Give every entry again, word for word and in full.

━━━━━━━━━━

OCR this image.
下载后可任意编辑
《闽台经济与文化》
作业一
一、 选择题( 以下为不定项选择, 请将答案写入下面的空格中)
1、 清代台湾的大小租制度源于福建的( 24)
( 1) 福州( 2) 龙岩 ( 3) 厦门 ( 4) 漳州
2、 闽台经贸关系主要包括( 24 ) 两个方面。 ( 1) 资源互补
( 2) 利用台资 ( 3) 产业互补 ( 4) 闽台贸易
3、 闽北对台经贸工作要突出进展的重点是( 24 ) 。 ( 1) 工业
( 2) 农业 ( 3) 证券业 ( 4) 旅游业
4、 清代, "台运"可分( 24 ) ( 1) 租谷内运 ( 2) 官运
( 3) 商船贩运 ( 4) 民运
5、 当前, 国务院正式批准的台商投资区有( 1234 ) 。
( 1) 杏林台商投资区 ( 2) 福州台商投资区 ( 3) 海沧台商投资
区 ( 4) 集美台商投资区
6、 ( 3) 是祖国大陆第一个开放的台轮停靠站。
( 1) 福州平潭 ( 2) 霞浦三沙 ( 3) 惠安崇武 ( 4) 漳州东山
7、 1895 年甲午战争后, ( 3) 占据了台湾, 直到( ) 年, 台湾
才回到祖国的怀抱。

━━━━━━━━━━

● Solution to this problem
OCR this image.
下载后可任意编辑
《闽台经济与文化》
作业一
一、 选择题( 以下为不定项选择, 请将答案写入下面的空格中)
1、 清代台湾的大小租制度源于福建的( 24)
( 1) 福州( 2) 龙岩 ( 3) 厦门 ( 4) 漳州
2、 闽台经贸关系主要包括( 24 ) 两个方面。 ( 1) 资源互补
( 2) 利用台资 ( 3) 产业互补 ( 4) 闽台贸易
3、 闽北对台经贸工作要突出进展的重点是( 24 ) 。 ( 1) 工业
( 2) 农业 ( 3) 证券业 ( 4) 旅游业
4、 清代, "台运"可分( 24 ) ( 1) 租谷内运 ( 2) 官运
( 3) 商船贩运 ( 4) 民运
5、 当前, 国务院正式批准的台商投资区有( 1234 ) 。
( 1) 杏林台商投资区 ( 2) 福州台商投资区 ( 3) 海沧台商投资
区 ( 4) 集美台商投资区
6、 ( 3) 是祖国大陆第一个开放的台轮停靠站。
( 1) 福州平潭 ( 2) 霞浦三沙 ( 3) 惠安崇武 ( 4) 漳州东山
7、 1895 年甲午战争后, ( 3) 占据了台湾, 直到( ) 年, 台湾
才回到祖国的怀抱。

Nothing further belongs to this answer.